Stored records
════════════════

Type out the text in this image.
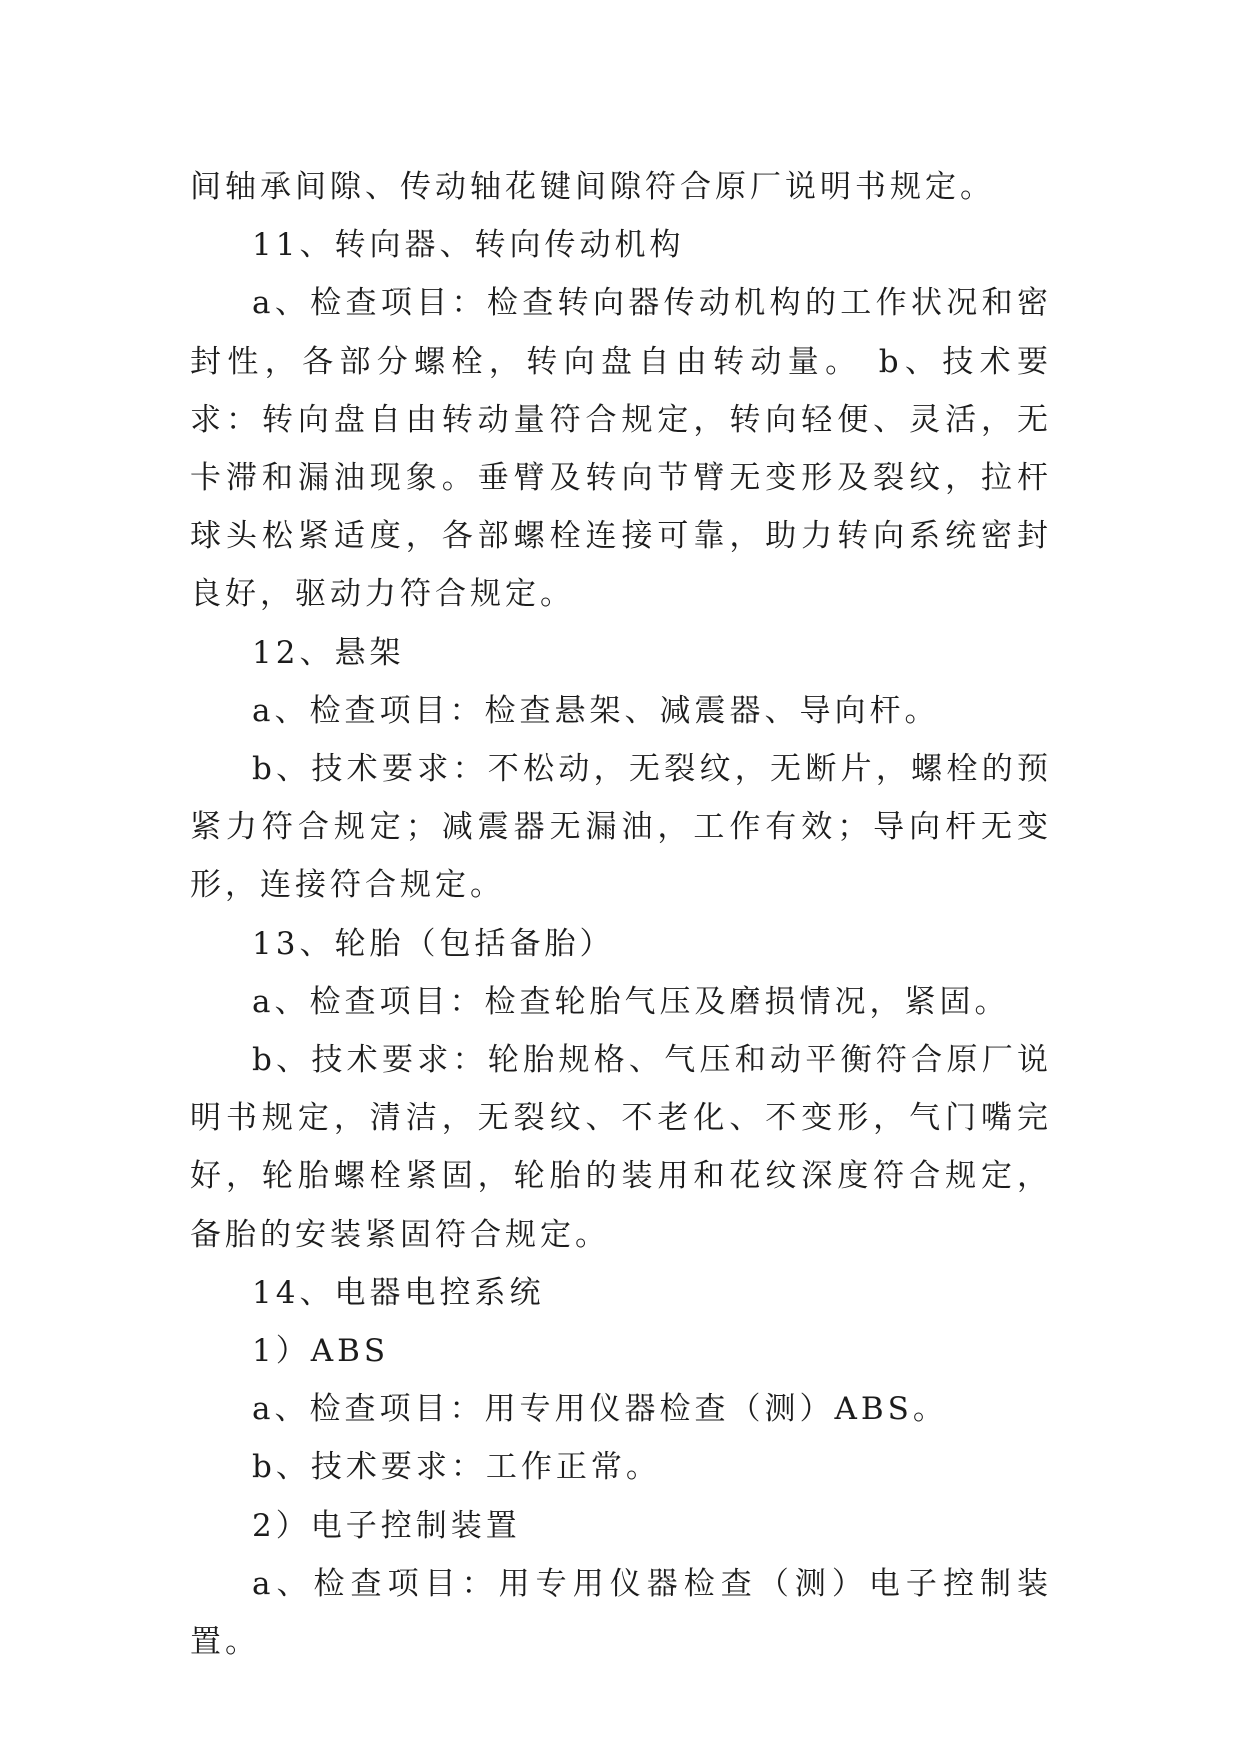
间轴承间隙、传动轴花键间隙符合原厂说明书规定。

11、转向器、转向传动机构

a、检查项目：检查转向器传动机构的工作状况和密封性，各部分螺栓，转向盘自由转动量。 b、技术要求：转向盘自由转动量符合规定，转向轻便、灵活，无卡滞和漏油现象。垂臂及转向节臂无变形及裂纹，拉杆球头松紧适度，各部螺栓连接可靠，助力转向系统密封良好，驱动力符合规定。

12、悬架

a、检查项目：检查悬架、减震器、导向杆。

b、技术要求：不松动，无裂纹，无断片，螺栓的预紧力符合规定；减震器无漏油，工作有效；导向杆无变形，连接符合规定。

13、轮胎（包括备胎）

a、检查项目：检查轮胎气压及磨损情况，紧固。

b、技术要求：轮胎规格、气压和动平衡符合原厂说明书规定，清洁，无裂纹、不老化、不变形，气门嘴完好，轮胎螺栓紧固，轮胎的装用和花纹深度符合规定，备胎的安装紧固符合规定。

14、电器电控系统

1）ABS

a、检查项目：用专用仪器检查（测）ABS。

b、技术要求：工作正常。

2）电子控制装置

a、检查项目：用专用仪器检查（测）电子控制装置。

════════════════

* Written exercise
Repeat everything in the records precisely. Images are excluded from the copy.

* Answer to this task
Type out the text in this image.
间轴承间隙、传动轴花键间隙符合原厂说明书规定。

11、转向器、转向传动机构

a、检查项目：检查转向器传动机构的工作状况和密封性，各部分螺栓，转向盘自由转动量。 b、技术要求：转向盘自由转动量符合规定，转向轻便、灵活，无卡滞和漏油现象。垂臂及转向节臂无变形及裂纹，拉杆球头松紧适度，各部螺栓连接可靠，助力转向系统密封良好，驱动力符合规定。

12、悬架

a、检查项目：检查悬架、减震器、导向杆。

b、技术要求：不松动，无裂纹，无断片，螺栓的预紧力符合规定；减震器无漏油，工作有效；导向杆无变形，连接符合规定。

13、轮胎（包括备胎）

a、检查项目：检查轮胎气压及磨损情况，紧固。

b、技术要求：轮胎规格、气压和动平衡符合原厂说明书规定，清洁，无裂纹、不老化、不变形，气门嘴完好，轮胎螺栓紧固，轮胎的装用和花纹深度符合规定，备胎的安装紧固符合规定。

14、电器电控系统

1）ABS

a、检查项目：用专用仪器检查（测）ABS。

b、技术要求：工作正常。

2）电子控制装置

a、检查项目：用专用仪器检查（测）电子控制装置。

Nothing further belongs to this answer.